**Stated task**
Repeat every record below exactly as written.
>> START Provided data
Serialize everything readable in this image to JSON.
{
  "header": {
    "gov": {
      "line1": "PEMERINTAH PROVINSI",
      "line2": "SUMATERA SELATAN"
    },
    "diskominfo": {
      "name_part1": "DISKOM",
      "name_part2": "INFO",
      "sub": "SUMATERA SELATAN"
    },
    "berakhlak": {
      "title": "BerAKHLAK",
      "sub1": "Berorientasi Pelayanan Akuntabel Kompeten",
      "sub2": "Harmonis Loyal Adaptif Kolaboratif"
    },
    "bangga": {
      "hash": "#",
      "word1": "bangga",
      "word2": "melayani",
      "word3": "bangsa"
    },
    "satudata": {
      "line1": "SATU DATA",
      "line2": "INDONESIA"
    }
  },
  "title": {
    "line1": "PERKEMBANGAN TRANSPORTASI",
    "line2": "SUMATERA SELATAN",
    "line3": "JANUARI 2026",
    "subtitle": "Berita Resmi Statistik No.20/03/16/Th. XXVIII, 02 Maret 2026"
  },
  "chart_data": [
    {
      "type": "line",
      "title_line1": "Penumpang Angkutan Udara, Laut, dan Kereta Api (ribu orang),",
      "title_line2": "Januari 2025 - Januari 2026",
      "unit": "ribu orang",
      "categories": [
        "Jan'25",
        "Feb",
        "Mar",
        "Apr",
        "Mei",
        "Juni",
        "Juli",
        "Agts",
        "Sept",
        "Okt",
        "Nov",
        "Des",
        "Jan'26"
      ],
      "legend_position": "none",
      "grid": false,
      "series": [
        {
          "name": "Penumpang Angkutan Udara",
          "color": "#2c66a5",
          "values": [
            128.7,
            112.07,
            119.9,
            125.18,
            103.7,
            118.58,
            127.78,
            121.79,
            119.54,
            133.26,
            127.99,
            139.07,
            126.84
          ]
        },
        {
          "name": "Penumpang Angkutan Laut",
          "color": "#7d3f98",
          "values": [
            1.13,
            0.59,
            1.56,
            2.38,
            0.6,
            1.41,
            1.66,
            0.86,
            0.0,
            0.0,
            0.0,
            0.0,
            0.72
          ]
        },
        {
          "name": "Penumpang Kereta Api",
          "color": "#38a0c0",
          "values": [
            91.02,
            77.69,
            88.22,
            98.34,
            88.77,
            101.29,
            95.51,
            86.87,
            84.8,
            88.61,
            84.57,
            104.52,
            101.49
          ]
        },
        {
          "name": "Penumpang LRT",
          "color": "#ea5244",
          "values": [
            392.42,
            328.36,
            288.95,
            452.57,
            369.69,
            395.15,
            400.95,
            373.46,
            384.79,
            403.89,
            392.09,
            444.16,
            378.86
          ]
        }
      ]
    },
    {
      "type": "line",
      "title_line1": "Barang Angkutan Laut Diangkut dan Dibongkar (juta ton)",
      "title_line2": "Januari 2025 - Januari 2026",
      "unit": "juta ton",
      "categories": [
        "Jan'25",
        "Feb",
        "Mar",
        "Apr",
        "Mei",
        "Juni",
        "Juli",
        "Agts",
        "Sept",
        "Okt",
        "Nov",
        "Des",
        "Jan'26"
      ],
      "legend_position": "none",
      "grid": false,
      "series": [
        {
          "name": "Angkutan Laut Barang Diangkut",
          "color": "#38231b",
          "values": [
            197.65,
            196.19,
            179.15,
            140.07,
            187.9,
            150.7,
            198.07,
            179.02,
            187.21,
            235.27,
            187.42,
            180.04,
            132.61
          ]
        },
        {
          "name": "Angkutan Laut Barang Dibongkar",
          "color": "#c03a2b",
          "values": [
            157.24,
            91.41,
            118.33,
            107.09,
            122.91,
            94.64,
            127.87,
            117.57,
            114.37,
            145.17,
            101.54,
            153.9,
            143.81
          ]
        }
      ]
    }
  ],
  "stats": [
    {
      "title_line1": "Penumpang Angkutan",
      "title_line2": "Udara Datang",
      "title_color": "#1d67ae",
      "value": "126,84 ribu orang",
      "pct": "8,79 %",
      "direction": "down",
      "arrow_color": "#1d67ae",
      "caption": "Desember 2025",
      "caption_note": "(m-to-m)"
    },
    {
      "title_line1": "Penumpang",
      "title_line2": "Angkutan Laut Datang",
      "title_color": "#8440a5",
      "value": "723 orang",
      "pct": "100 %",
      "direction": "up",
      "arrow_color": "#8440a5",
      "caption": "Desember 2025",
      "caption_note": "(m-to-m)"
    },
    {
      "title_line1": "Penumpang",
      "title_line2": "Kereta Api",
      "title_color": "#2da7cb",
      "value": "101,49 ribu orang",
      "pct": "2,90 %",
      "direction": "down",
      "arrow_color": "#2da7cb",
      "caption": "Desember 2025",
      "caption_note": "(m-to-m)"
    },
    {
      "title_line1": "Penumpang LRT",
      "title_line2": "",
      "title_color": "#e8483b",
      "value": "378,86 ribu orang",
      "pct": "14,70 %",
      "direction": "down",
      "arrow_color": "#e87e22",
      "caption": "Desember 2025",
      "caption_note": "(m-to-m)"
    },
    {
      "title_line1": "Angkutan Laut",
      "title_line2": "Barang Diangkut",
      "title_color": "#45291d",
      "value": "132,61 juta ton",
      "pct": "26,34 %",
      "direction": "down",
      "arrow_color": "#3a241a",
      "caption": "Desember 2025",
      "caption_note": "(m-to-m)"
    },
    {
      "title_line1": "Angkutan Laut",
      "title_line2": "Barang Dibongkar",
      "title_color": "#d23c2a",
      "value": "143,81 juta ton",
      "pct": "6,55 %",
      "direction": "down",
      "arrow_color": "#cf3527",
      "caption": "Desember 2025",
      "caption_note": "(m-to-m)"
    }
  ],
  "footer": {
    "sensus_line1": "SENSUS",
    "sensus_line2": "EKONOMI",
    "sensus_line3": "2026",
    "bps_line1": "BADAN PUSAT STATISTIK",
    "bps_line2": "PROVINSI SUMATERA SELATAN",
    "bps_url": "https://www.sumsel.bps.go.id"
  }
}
>> END Provided data
**Written solution**
Serialize everything readable in this image to JSON.
{
  "header": {
    "gov": {
      "line1": "PEMERINTAH PROVINSI",
      "line2": "SUMATERA SELATAN"
    },
    "diskominfo": {
      "name_part1": "DISKOM",
      "name_part2": "INFO",
      "sub": "SUMATERA SELATAN"
    },
    "berakhlak": {
      "title": "BerAKHLAK",
      "sub1": "Berorientasi Pelayanan Akuntabel Kompeten",
      "sub2": "Harmonis Loyal Adaptif Kolaboratif"
    },
    "bangga": {
      "hash": "#",
      "word1": "bangga",
      "word2": "melayani",
      "word3": "bangsa"
    },
    "satudata": {
      "line1": "SATU DATA",
      "line2": "INDONESIA"
    }
  },
  "title": {
    "line1": "PERKEMBANGAN TRANSPORTASI",
    "line2": "SUMATERA SELATAN",
    "line3": "JANUARI 2026",
    "subtitle": "Berita Resmi Statistik No.20/03/16/Th. XXVIII, 02 Maret 2026"
  },
  "chart_data": [
    {
      "type": "line",
      "title_line1": "Penumpang Angkutan Udara, Laut, dan Kereta Api (ribu orang),",
      "title_line2": "Januari 2025 - Januari 2026",
      "unit": "ribu orang",
      "categories": [
        "Jan'25",
        "Feb",
        "Mar",
        "Apr",
        "Mei",
        "Juni",
        "Juli",
        "Agts",
        "Sept",
        "Okt",
        "Nov",
        "Des",
        "Jan'26"
      ],
      "legend_position": "none",
      "grid": false,
      "series": [
        {
          "name": "Penumpang Angkutan Udara",
          "color": "#2c66a5",
          "values": [
            128.7,
            112.07,
            119.9,
            125.18,
            103.7,
            118.58,
            127.78,
            121.79,
            119.54,
            133.26,
            127.99,
            139.07,
            126.84
          ]
        },
        {
          "name": "Penumpang Angkutan Laut",
          "color": "#7d3f98",
          "values": [
            1.13,
            0.59,
            1.56,
            2.38,
            0.6,
            1.41,
            1.66,
            0.86,
            0.0,
            0.0,
            0.0,
            0.0,
            0.72
          ]
        },
        {
          "name": "Penumpang Kereta Api",
          "color": "#38a0c0",
          "values": [
            91.02,
            77.69,
            88.22,
            98.34,
            88.77,
            101.29,
            95.51,
            86.87,
            84.8,
            88.61,
            84.57,
            104.52,
            101.49
          ]
        },
        {
          "name": "Penumpang LRT",
          "color": "#ea5244",
          "values": [
            392.42,
            328.36,
            288.95,
            452.57,
            369.69,
            395.15,
            400.95,
            373.46,
            384.79,
            403.89,
            392.09,
            444.16,
            378.86
          ]
        }
      ]
    },
    {
      "type": "line",
      "title_line1": "Barang Angkutan Laut Diangkut dan Dibongkar (juta ton)",
      "title_line2": "Januari 2025 - Januari 2026",
      "unit": "juta ton",
      "categories": [
        "Jan'25",
        "Feb",
        "Mar",
        "Apr",
        "Mei",
        "Juni",
        "Juli",
        "Agts",
        "Sept",
        "Okt",
        "Nov",
        "Des",
        "Jan'26"
      ],
      "legend_position": "none",
      "grid": false,
      "series": [
        {
          "name": "Angkutan Laut Barang Diangkut",
          "color": "#38231b",
          "values": [
            197.65,
            196.19,
            179.15,
            140.07,
            187.9,
            150.7,
            198.07,
            179.02,
            187.21,
            235.27,
            187.42,
            180.04,
            132.61
          ]
        },
        {
          "name": "Angkutan Laut Barang Dibongkar",
          "color": "#c03a2b",
          "values": [
            157.24,
            91.41,
            118.33,
            107.09,
            122.91,
            94.64,
            127.87,
            117.57,
            114.37,
            145.17,
            101.54,
            153.9,
            143.81
          ]
        }
      ]
    }
  ],
  "stats": [
    {
      "title_line1": "Penumpang Angkutan",
      "title_line2": "Udara Datang",
      "title_color": "#1d67ae",
      "value": "126,84 ribu orang",
      "pct": "8,79 %",
      "direction": "down",
      "arrow_color": "#1d67ae",
      "caption": "Desember 2025",
      "caption_note": "(m-to-m)"
    },
    {
      "title_line1": "Penumpang",
      "title_line2": "Angkutan Laut Datang",
      "title_color": "#8440a5",
      "value": "723 orang",
      "pct": "100 %",
      "direction": "up",
      "arrow_color": "#8440a5",
      "caption": "Desember 2025",
      "caption_note": "(m-to-m)"
    },
    {
      "title_line1": "Penumpang",
      "title_line2": "Kereta Api",
      "title_color": "#2da7cb",
      "value": "101,49 ribu orang",
      "pct": "2,90 %",
      "direction": "down",
      "arrow_color": "#2da7cb",
      "caption": "Desember 2025",
      "caption_note": "(m-to-m)"
    },
    {
      "title_line1": "Penumpang LRT",
      "title_line2": "",
      "title_color": "#e8483b",
      "value": "378,86 ribu orang",
      "pct": "14,70 %",
      "direction": "down",
      "arrow_color": "#e87e22",
      "caption": "Desember 2025",
      "caption_note": "(m-to-m)"
    },
    {
      "title_line1": "Angkutan Laut",
      "title_line2": "Barang Diangkut",
      "title_color": "#45291d",
      "value": "132,61 juta ton",
      "pct": "26,34 %",
      "direction": "down",
      "arrow_color": "#3a241a",
      "caption": "Desember 2025",
      "caption_note": "(m-to-m)"
    },
    {
      "title_line1": "Angkutan Laut",
      "title_line2": "Barang Dibongkar",
      "title_color": "#d23c2a",
      "value": "143,81 juta ton",
      "pct": "6,55 %",
      "direction": "down",
      "arrow_color": "#cf3527",
      "caption": "Desember 2025",
      "caption_note": "(m-to-m)"
    }
  ],
  "footer": {
    "sensus_line1": "SENSUS",
    "sensus_line2": "EKONOMI",
    "sensus_line3": "2026",
    "bps_line1": "BADAN PUSAT STATISTIK",
    "bps_line2": "PROVINSI SUMATERA SELATAN",
    "bps_url": "https://www.sumsel.bps.go.id"
  }
}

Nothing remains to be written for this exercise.